→ **WORK TO DO**
Go through the listing and return every line with "name" in it.

•••••

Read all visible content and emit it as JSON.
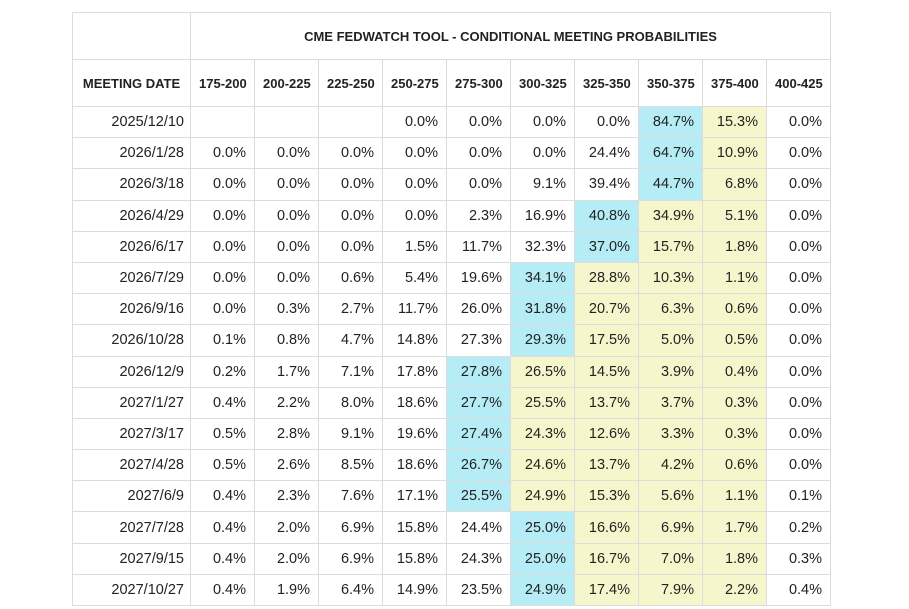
{
  "header": {
    "title": "CME FEDWATCH TOOL - CONDITIONAL MEETING PROBABILITIES"
  },
  "table": {
    "columns": [
      "MEETING DATE",
      "175-200",
      "200-225",
      "225-250",
      "250-275",
      "275-300",
      "300-325",
      "325-350",
      "350-375",
      "375-400",
      "400-425"
    ],
    "rows": [
      {
        "date": "2025/12/10",
        "cells": [
          null,
          null,
          null,
          "0.0%",
          "0.0%",
          "0.0%",
          "0.0%",
          "84.7%",
          "15.3%",
          "0.0%"
        ],
        "cyan": [
          7
        ],
        "yellow": [
          8
        ]
      },
      {
        "date": "2026/1/28",
        "cells": [
          "0.0%",
          "0.0%",
          "0.0%",
          "0.0%",
          "0.0%",
          "0.0%",
          "24.4%",
          "64.7%",
          "10.9%",
          "0.0%"
        ],
        "cyan": [
          7
        ],
        "yellow": [
          8
        ]
      },
      {
        "date": "2026/3/18",
        "cells": [
          "0.0%",
          "0.0%",
          "0.0%",
          "0.0%",
          "0.0%",
          "9.1%",
          "39.4%",
          "44.7%",
          "6.8%",
          "0.0%"
        ],
        "cyan": [
          7
        ],
        "yellow": [
          8
        ]
      },
      {
        "date": "2026/4/29",
        "cells": [
          "0.0%",
          "0.0%",
          "0.0%",
          "0.0%",
          "2.3%",
          "16.9%",
          "40.8%",
          "34.9%",
          "5.1%",
          "0.0%"
        ],
        "cyan": [
          6
        ],
        "yellow": [
          7,
          8
        ]
      },
      {
        "date": "2026/6/17",
        "cells": [
          "0.0%",
          "0.0%",
          "0.0%",
          "1.5%",
          "11.7%",
          "32.3%",
          "37.0%",
          "15.7%",
          "1.8%",
          "0.0%"
        ],
        "cyan": [
          6
        ],
        "yellow": [
          7,
          8
        ]
      },
      {
        "date": "2026/7/29",
        "cells": [
          "0.0%",
          "0.0%",
          "0.6%",
          "5.4%",
          "19.6%",
          "34.1%",
          "28.8%",
          "10.3%",
          "1.1%",
          "0.0%"
        ],
        "cyan": [
          5
        ],
        "yellow": [
          6,
          7,
          8
        ]
      },
      {
        "date": "2026/9/16",
        "cells": [
          "0.0%",
          "0.3%",
          "2.7%",
          "11.7%",
          "26.0%",
          "31.8%",
          "20.7%",
          "6.3%",
          "0.6%",
          "0.0%"
        ],
        "cyan": [
          5
        ],
        "yellow": [
          6,
          7,
          8
        ]
      },
      {
        "date": "2026/10/28",
        "cells": [
          "0.1%",
          "0.8%",
          "4.7%",
          "14.8%",
          "27.3%",
          "29.3%",
          "17.5%",
          "5.0%",
          "0.5%",
          "0.0%"
        ],
        "cyan": [
          5
        ],
        "yellow": [
          6,
          7,
          8
        ]
      },
      {
        "date": "2026/12/9",
        "cells": [
          "0.2%",
          "1.7%",
          "7.1%",
          "17.8%",
          "27.8%",
          "26.5%",
          "14.5%",
          "3.9%",
          "0.4%",
          "0.0%"
        ],
        "cyan": [
          4
        ],
        "yellow": [
          5,
          6,
          7,
          8
        ]
      },
      {
        "date": "2027/1/27",
        "cells": [
          "0.4%",
          "2.2%",
          "8.0%",
          "18.6%",
          "27.7%",
          "25.5%",
          "13.7%",
          "3.7%",
          "0.3%",
          "0.0%"
        ],
        "cyan": [
          4
        ],
        "yellow": [
          5,
          6,
          7,
          8
        ]
      },
      {
        "date": "2027/3/17",
        "cells": [
          "0.5%",
          "2.8%",
          "9.1%",
          "19.6%",
          "27.4%",
          "24.3%",
          "12.6%",
          "3.3%",
          "0.3%",
          "0.0%"
        ],
        "cyan": [
          4
        ],
        "yellow": [
          5,
          6,
          7,
          8
        ]
      },
      {
        "date": "2027/4/28",
        "cells": [
          "0.5%",
          "2.6%",
          "8.5%",
          "18.6%",
          "26.7%",
          "24.6%",
          "13.7%",
          "4.2%",
          "0.6%",
          "0.0%"
        ],
        "cyan": [
          4
        ],
        "yellow": [
          5,
          6,
          7,
          8
        ]
      },
      {
        "date": "2027/6/9",
        "cells": [
          "0.4%",
          "2.3%",
          "7.6%",
          "17.1%",
          "25.5%",
          "24.9%",
          "15.3%",
          "5.6%",
          "1.1%",
          "0.1%"
        ],
        "cyan": [
          4
        ],
        "yellow": [
          5,
          6,
          7,
          8
        ]
      },
      {
        "date": "2027/7/28",
        "cells": [
          "0.4%",
          "2.0%",
          "6.9%",
          "15.8%",
          "24.4%",
          "25.0%",
          "16.6%",
          "6.9%",
          "1.7%",
          "0.2%"
        ],
        "cyan": [
          5
        ],
        "yellow": [
          6,
          7,
          8
        ]
      },
      {
        "date": "2027/9/15",
        "cells": [
          "0.4%",
          "2.0%",
          "6.9%",
          "15.8%",
          "24.3%",
          "25.0%",
          "16.7%",
          "7.0%",
          "1.8%",
          "0.3%"
        ],
        "cyan": [
          5
        ],
        "yellow": [
          6,
          7,
          8
        ]
      },
      {
        "date": "2027/10/27",
        "cells": [
          "0.4%",
          "1.9%",
          "6.4%",
          "14.9%",
          "23.5%",
          "24.9%",
          "17.4%",
          "7.9%",
          "2.2%",
          "0.4%"
        ],
        "cyan": [
          5
        ],
        "yellow": [
          6,
          7,
          8
        ]
      }
    ]
  }
}
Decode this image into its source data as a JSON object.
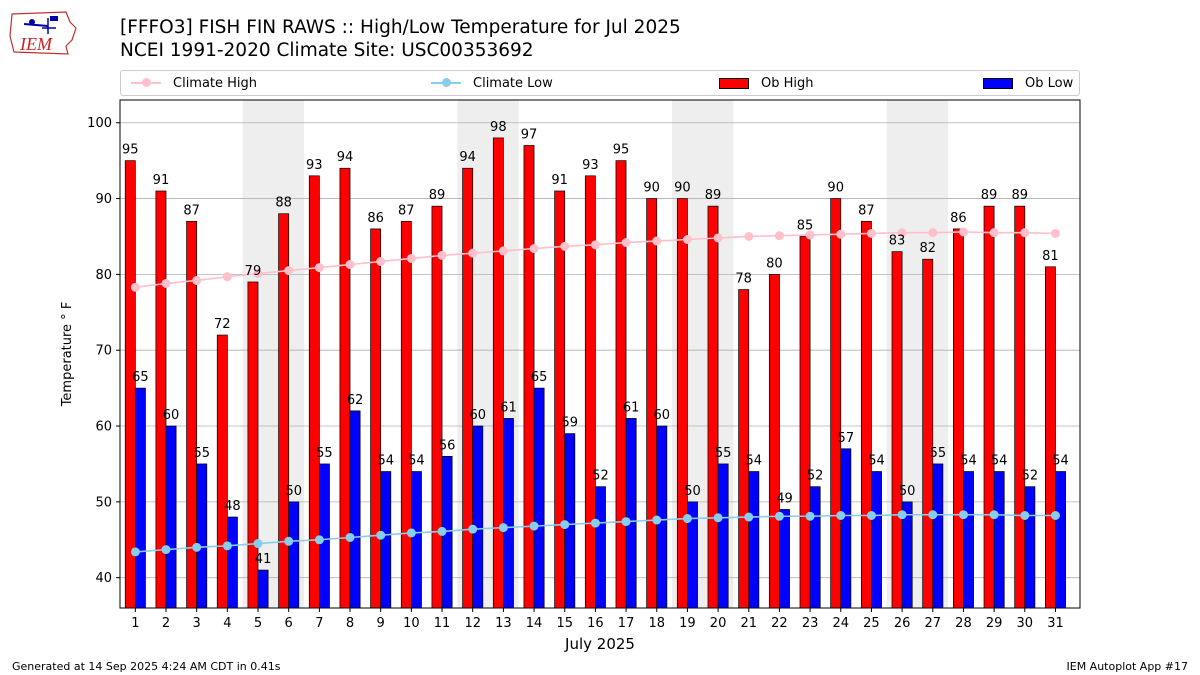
{
  "header": {
    "title_line1": "[FFFO3] FISH FIN RAWS :: High/Low Temperature for Jul 2025",
    "title_line2": "NCEI 1991-2020 Climate Site: USC00353692",
    "logo_text": "IEM"
  },
  "legend": {
    "climate_high": "Climate High",
    "climate_low": "Climate Low",
    "ob_high": "Ob High",
    "ob_low": "Ob Low"
  },
  "colors": {
    "ob_high": "#ff0000",
    "ob_low": "#0000ff",
    "climate_high": "#ffc0cb",
    "climate_low": "#87ceeb",
    "weekend_shade": "#eeeeee",
    "grid": "#b0b0b0"
  },
  "footer": {
    "left": "Generated at 14 Sep 2025 4:24 AM CDT in 0.41s",
    "right": "IEM Autoplot App #17"
  },
  "chart_data": {
    "type": "bar",
    "xlabel": "July 2025",
    "ylabel": "Temperature ° F",
    "ylim": [
      36,
      103
    ],
    "yticks": [
      40,
      50,
      60,
      70,
      80,
      90,
      100
    ],
    "grid": "horizontal",
    "categories": [
      "1",
      "2",
      "3",
      "4",
      "5",
      "6",
      "7",
      "8",
      "9",
      "10",
      "11",
      "12",
      "13",
      "14",
      "15",
      "16",
      "17",
      "18",
      "19",
      "20",
      "21",
      "22",
      "23",
      "24",
      "25",
      "26",
      "27",
      "28",
      "29",
      "30",
      "31"
    ],
    "shaded_days": [
      [
        5,
        6
      ],
      [
        12,
        13
      ],
      [
        19,
        20
      ],
      [
        26,
        27
      ]
    ],
    "series": [
      {
        "name": "Ob High",
        "kind": "bar",
        "values": [
          95,
          91,
          87,
          72,
          79,
          88,
          93,
          94,
          86,
          87,
          89,
          94,
          98,
          97,
          91,
          93,
          95,
          90,
          90,
          89,
          78,
          80,
          85,
          90,
          87,
          83,
          82,
          86,
          89,
          89,
          81
        ]
      },
      {
        "name": "Ob Low",
        "kind": "bar",
        "values": [
          65,
          60,
          55,
          48,
          41,
          50,
          55,
          62,
          54,
          54,
          56,
          60,
          61,
          65,
          59,
          52,
          61,
          60,
          50,
          55,
          54,
          49,
          52,
          57,
          54,
          50,
          55,
          54,
          54,
          52,
          54
        ]
      },
      {
        "name": "Climate High",
        "kind": "line",
        "values": [
          78.3,
          78.8,
          79.2,
          79.7,
          80.1,
          80.5,
          80.9,
          81.3,
          81.7,
          82.1,
          82.5,
          82.8,
          83.1,
          83.4,
          83.7,
          83.9,
          84.2,
          84.4,
          84.6,
          84.8,
          85.0,
          85.1,
          85.2,
          85.3,
          85.4,
          85.5,
          85.5,
          85.6,
          85.5,
          85.5,
          85.4
        ]
      },
      {
        "name": "Climate Low",
        "kind": "line",
        "values": [
          43.4,
          43.7,
          44.0,
          44.2,
          44.5,
          44.8,
          45.0,
          45.3,
          45.6,
          45.9,
          46.1,
          46.4,
          46.6,
          46.8,
          47.0,
          47.2,
          47.4,
          47.6,
          47.8,
          47.9,
          48.0,
          48.1,
          48.1,
          48.2,
          48.2,
          48.3,
          48.3,
          48.3,
          48.3,
          48.2,
          48.2
        ]
      }
    ]
  }
}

•••••

→ **TASK RESULT**
        "name": "Ob High",
        "name": "Ob Low",
        "name": "Climate High",
        "name": "Climate Low",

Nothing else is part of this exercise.